» INSTRUCTION:
Looking at the listing, state how many of its lines contain the string "Eviti". Write only the number.

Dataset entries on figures
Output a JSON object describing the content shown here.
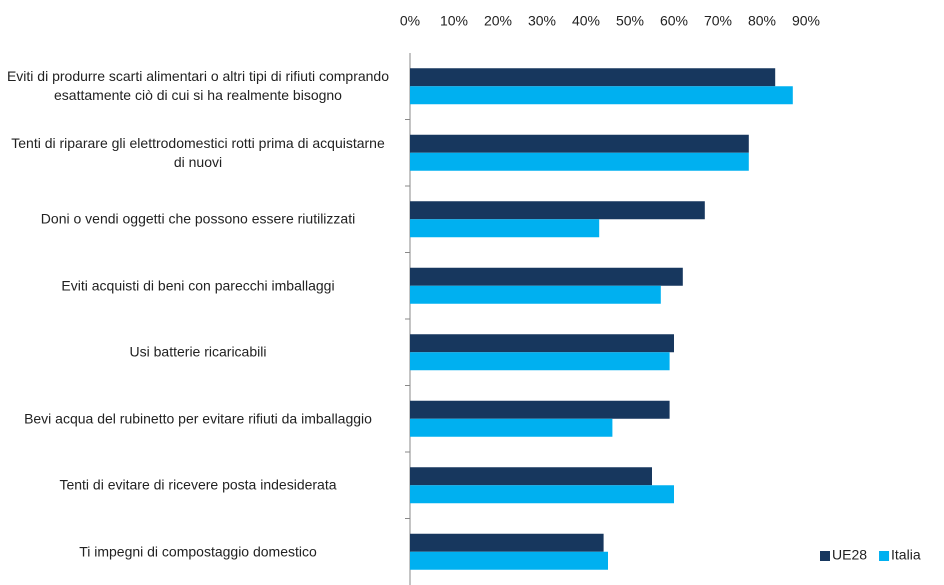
{
  "chart_data": {
    "type": "barh",
    "categories": [
      "Eviti di produrre scarti alimentari o altri tipi di rifiuti comprando esattamente ciò di cui si ha realmente bisogno",
      "Tenti di riparare gli elettrodomestici rotti prima di acquistarne di nuovi",
      "Doni o vendi oggetti che possono essere riutilizzati",
      "Eviti acquisti di beni con parecchi imballaggi",
      "Usi batterie ricaricabili",
      "Bevi acqua del rubinetto per evitare rifiuti da imballaggio",
      "Tenti di evitare di ricevere posta indesiderata",
      "Ti impegni di compostaggio domestico"
    ],
    "series": [
      {
        "name": "UE28",
        "color": "#17375e",
        "values": [
          83,
          77,
          67,
          62,
          60,
          59,
          55,
          44
        ]
      },
      {
        "name": "Italia",
        "color": "#00b0f0",
        "values": [
          87,
          77,
          43,
          57,
          59,
          46,
          60,
          45
        ]
      }
    ],
    "xlim": [
      0,
      90
    ],
    "xticks": [
      {
        "value": 0,
        "label": "0%"
      },
      {
        "value": 10,
        "label": "10%"
      },
      {
        "value": 20,
        "label": "20%"
      },
      {
        "value": 30,
        "label": "30%"
      },
      {
        "value": 40,
        "label": "40%"
      },
      {
        "value": 50,
        "label": "50%"
      },
      {
        "value": 60,
        "label": "60%"
      },
      {
        "value": 70,
        "label": "70%"
      },
      {
        "value": 80,
        "label": "80%"
      },
      {
        "value": 90,
        "label": "90%"
      }
    ],
    "legend": "bottom-right"
  }
}
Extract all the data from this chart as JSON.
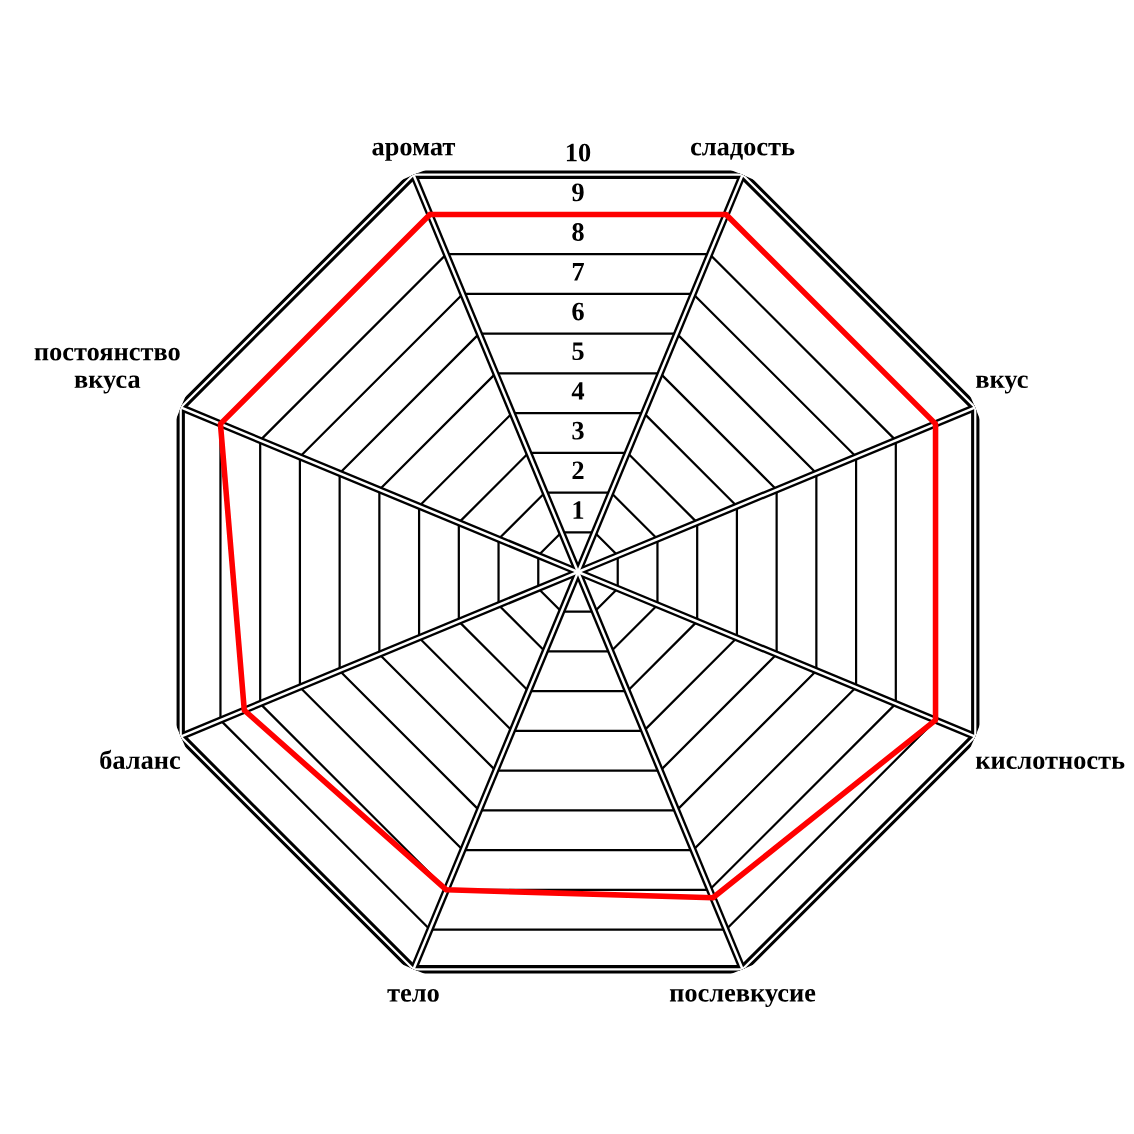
{
  "chart_data": {
    "type": "radar",
    "categories": [
      "аромат",
      "сладость",
      "вкус",
      "кислотность",
      "послевкусие",
      "тело",
      "баланс",
      "постоянство\nвкуса"
    ],
    "series": [
      {
        "color": "#ff0000",
        "values": [
          9,
          9,
          9,
          9,
          8.2,
          8,
          8.4,
          9
        ]
      }
    ],
    "ylim": [
      0,
      10
    ],
    "yticks": [
      1,
      2,
      3,
      4,
      5,
      6,
      7,
      8,
      9,
      10
    ],
    "grid": true
  }
}
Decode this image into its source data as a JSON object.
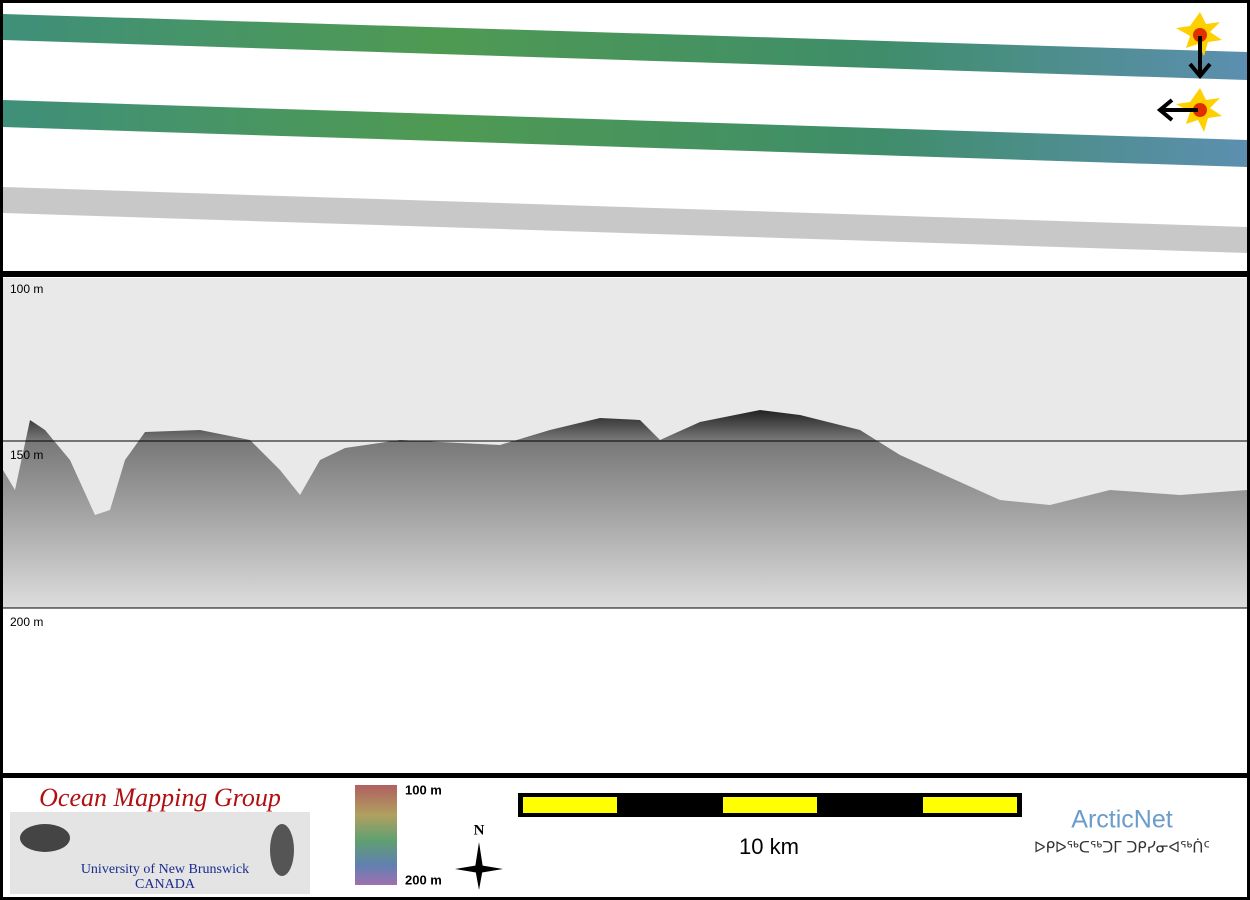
{
  "profile": {
    "depth_labels": [
      "100 m",
      "150 m",
      "200 m"
    ]
  },
  "footer": {
    "logo_title": "Ocean Mapping Group",
    "logo_university": "University of New Brunswick",
    "logo_country": "CANADA",
    "colorbar": {
      "top": "100 m",
      "bottom": "200 m"
    },
    "north": "N",
    "scale_label": "10 km",
    "partner_name": "ArcticNet",
    "partner_syllabics": "ᐅᑭᐅᖅᑕᖅᑐᒥ ᑐᑭᓯᓂᐊᖅᑏᑦ"
  }
}
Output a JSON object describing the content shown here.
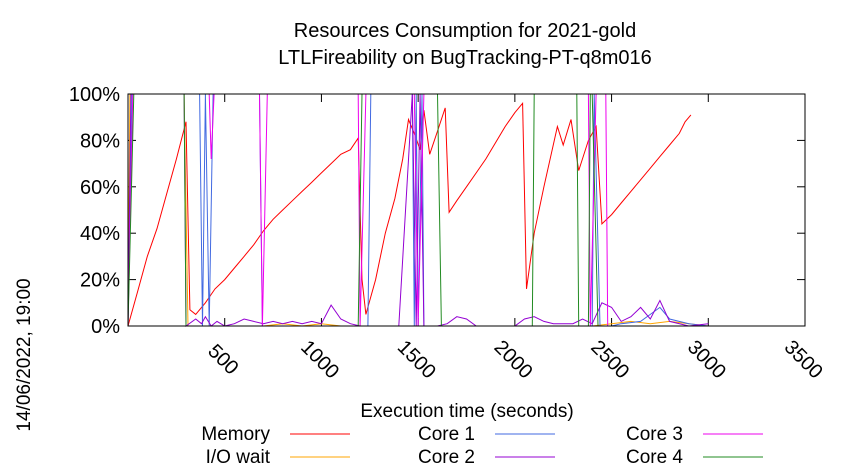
{
  "chart_data": {
    "type": "line",
    "title": "Resources Consumption for 2021-gold",
    "subtitle": "LTLFireability on BugTracking-PT-q8m016",
    "xlabel": "Execution time (seconds)",
    "ylabel": "",
    "xlim": [
      0,
      3500
    ],
    "ylim": [
      0,
      100
    ],
    "xticks": [
      "500",
      "1000",
      "1500",
      "2000",
      "2500",
      "3000",
      "3500"
    ],
    "yticks": [
      "0%",
      "20%",
      "40%",
      "60%",
      "80%",
      "100%"
    ],
    "timestamp": "14/06/2022, 19:00",
    "grid": false,
    "legend_position": "bottom",
    "series": [
      {
        "name": "Memory",
        "color": "#ff0000",
        "points": [
          [
            0,
            0
          ],
          [
            50,
            15
          ],
          [
            100,
            30
          ],
          [
            150,
            42
          ],
          [
            200,
            57
          ],
          [
            250,
            72
          ],
          [
            300,
            88
          ],
          [
            320,
            7
          ],
          [
            350,
            5
          ],
          [
            400,
            10
          ],
          [
            450,
            16
          ],
          [
            500,
            20
          ],
          [
            550,
            25
          ],
          [
            600,
            30
          ],
          [
            650,
            35
          ],
          [
            700,
            41
          ],
          [
            750,
            46
          ],
          [
            800,
            50
          ],
          [
            850,
            54
          ],
          [
            900,
            58
          ],
          [
            950,
            62
          ],
          [
            1000,
            66
          ],
          [
            1050,
            70
          ],
          [
            1100,
            74
          ],
          [
            1150,
            76
          ],
          [
            1190,
            81
          ],
          [
            1210,
            20
          ],
          [
            1230,
            5
          ],
          [
            1280,
            20
          ],
          [
            1330,
            40
          ],
          [
            1380,
            55
          ],
          [
            1420,
            72
          ],
          [
            1450,
            89
          ],
          [
            1480,
            83
          ],
          [
            1510,
            76
          ],
          [
            1530,
            93
          ],
          [
            1560,
            74
          ],
          [
            1600,
            84
          ],
          [
            1640,
            94
          ],
          [
            1660,
            49
          ],
          [
            1700,
            54
          ],
          [
            1750,
            60
          ],
          [
            1800,
            66
          ],
          [
            1850,
            72
          ],
          [
            1900,
            79
          ],
          [
            1950,
            86
          ],
          [
            2000,
            92
          ],
          [
            2040,
            96
          ],
          [
            2060,
            16
          ],
          [
            2100,
            40
          ],
          [
            2150,
            60
          ],
          [
            2220,
            86
          ],
          [
            2250,
            78
          ],
          [
            2290,
            89
          ],
          [
            2330,
            67
          ],
          [
            2380,
            80
          ],
          [
            2420,
            86
          ],
          [
            2450,
            44
          ],
          [
            2500,
            48
          ],
          [
            2550,
            53
          ],
          [
            2600,
            58
          ],
          [
            2650,
            63
          ],
          [
            2700,
            68
          ],
          [
            2750,
            73
          ],
          [
            2800,
            78
          ],
          [
            2850,
            83
          ],
          [
            2880,
            88
          ],
          [
            2910,
            91
          ]
        ]
      },
      {
        "name": "I/O wait",
        "color": "#ffa500",
        "points": [
          [
            0,
            0
          ],
          [
            10,
            100
          ],
          [
            20,
            100
          ],
          [
            290,
            100
          ],
          [
            310,
            0
          ],
          [
            500,
            0
          ],
          [
            700,
            0
          ],
          [
            800,
            1
          ],
          [
            900,
            0
          ],
          [
            1000,
            1
          ],
          [
            1100,
            0
          ],
          [
            1190,
            0
          ],
          [
            1200,
            0
          ],
          [
            1220,
            0
          ],
          [
            1400,
            0
          ],
          [
            1700,
            0
          ],
          [
            1900,
            0
          ],
          [
            2000,
            0
          ],
          [
            2200,
            0
          ],
          [
            2400,
            0
          ],
          [
            2500,
            1
          ],
          [
            2600,
            2
          ],
          [
            2700,
            1
          ],
          [
            2800,
            2
          ],
          [
            2900,
            1
          ],
          [
            3000,
            0
          ],
          [
            3500,
            0
          ]
        ]
      },
      {
        "name": "Core 1",
        "color": "#4169e1",
        "points": [
          [
            0,
            0
          ],
          [
            20,
            100
          ],
          [
            370,
            100
          ],
          [
            385,
            0
          ],
          [
            400,
            100
          ],
          [
            420,
            0
          ],
          [
            440,
            100
          ],
          [
            680,
            100
          ],
          [
            695,
            0
          ],
          [
            1240,
            0
          ],
          [
            1255,
            100
          ],
          [
            1470,
            100
          ],
          [
            1480,
            0
          ],
          [
            1490,
            100
          ],
          [
            1500,
            0
          ],
          [
            1520,
            100
          ],
          [
            1530,
            0
          ],
          [
            2400,
            0
          ],
          [
            2410,
            100
          ],
          [
            2440,
            0
          ],
          [
            2500,
            0
          ],
          [
            2550,
            1
          ],
          [
            2650,
            2
          ],
          [
            2700,
            5
          ],
          [
            2750,
            8
          ],
          [
            2800,
            3
          ],
          [
            2900,
            1
          ],
          [
            3000,
            0
          ]
        ]
      },
      {
        "name": "Core 2",
        "color": "#9400d3",
        "points": [
          [
            0,
            0
          ],
          [
            15,
            100
          ],
          [
            290,
            100
          ],
          [
            300,
            0
          ],
          [
            350,
            3
          ],
          [
            380,
            1
          ],
          [
            400,
            4
          ],
          [
            430,
            0
          ],
          [
            460,
            2
          ],
          [
            500,
            0
          ],
          [
            550,
            1
          ],
          [
            600,
            3
          ],
          [
            650,
            2
          ],
          [
            700,
            1
          ],
          [
            750,
            2
          ],
          [
            800,
            1
          ],
          [
            850,
            2
          ],
          [
            900,
            1
          ],
          [
            950,
            2
          ],
          [
            1000,
            1
          ],
          [
            1050,
            9
          ],
          [
            1100,
            3
          ],
          [
            1150,
            1
          ],
          [
            1200,
            0
          ],
          [
            1250,
            0
          ],
          [
            1400,
            0
          ],
          [
            1470,
            100
          ],
          [
            1490,
            0
          ],
          [
            1510,
            100
          ],
          [
            1530,
            0
          ],
          [
            1600,
            0
          ],
          [
            1650,
            1
          ],
          [
            1700,
            4
          ],
          [
            1750,
            3
          ],
          [
            1800,
            0
          ],
          [
            2000,
            0
          ],
          [
            2050,
            3
          ],
          [
            2100,
            4
          ],
          [
            2150,
            2
          ],
          [
            2200,
            1
          ],
          [
            2300,
            1
          ],
          [
            2350,
            3
          ],
          [
            2400,
            1
          ],
          [
            2450,
            10
          ],
          [
            2500,
            8
          ],
          [
            2550,
            2
          ],
          [
            2600,
            4
          ],
          [
            2650,
            8
          ],
          [
            2700,
            3
          ],
          [
            2750,
            11
          ],
          [
            2800,
            2
          ],
          [
            2900,
            0
          ],
          [
            3000,
            1
          ]
        ]
      },
      {
        "name": "Core 3",
        "color": "#ee00ee",
        "points": [
          [
            0,
            0
          ],
          [
            25,
            100
          ],
          [
            420,
            100
          ],
          [
            430,
            72
          ],
          [
            445,
            100
          ],
          [
            680,
            100
          ],
          [
            695,
            0
          ],
          [
            720,
            100
          ],
          [
            1190,
            100
          ],
          [
            1200,
            0
          ],
          [
            1230,
            100
          ],
          [
            1480,
            100
          ],
          [
            1500,
            0
          ],
          [
            1530,
            100
          ],
          [
            2380,
            100
          ],
          [
            2390,
            0
          ],
          [
            2420,
            100
          ],
          [
            2470,
            100
          ],
          [
            2480,
            0
          ],
          [
            2600,
            0
          ],
          [
            2800,
            0
          ]
        ]
      },
      {
        "name": "Core 4",
        "color": "#228b22",
        "points": [
          [
            0,
            0
          ],
          [
            30,
            100
          ],
          [
            290,
            100
          ],
          [
            300,
            0
          ],
          [
            1190,
            0
          ],
          [
            1210,
            100
          ],
          [
            1600,
            100
          ],
          [
            1620,
            0
          ],
          [
            2090,
            0
          ],
          [
            2100,
            100
          ],
          [
            2320,
            100
          ],
          [
            2330,
            0
          ],
          [
            2380,
            0
          ],
          [
            2390,
            100
          ],
          [
            2400,
            100
          ],
          [
            2430,
            0
          ],
          [
            2500,
            0
          ],
          [
            2800,
            0
          ]
        ]
      }
    ]
  }
}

» TASK SOLUTION:
2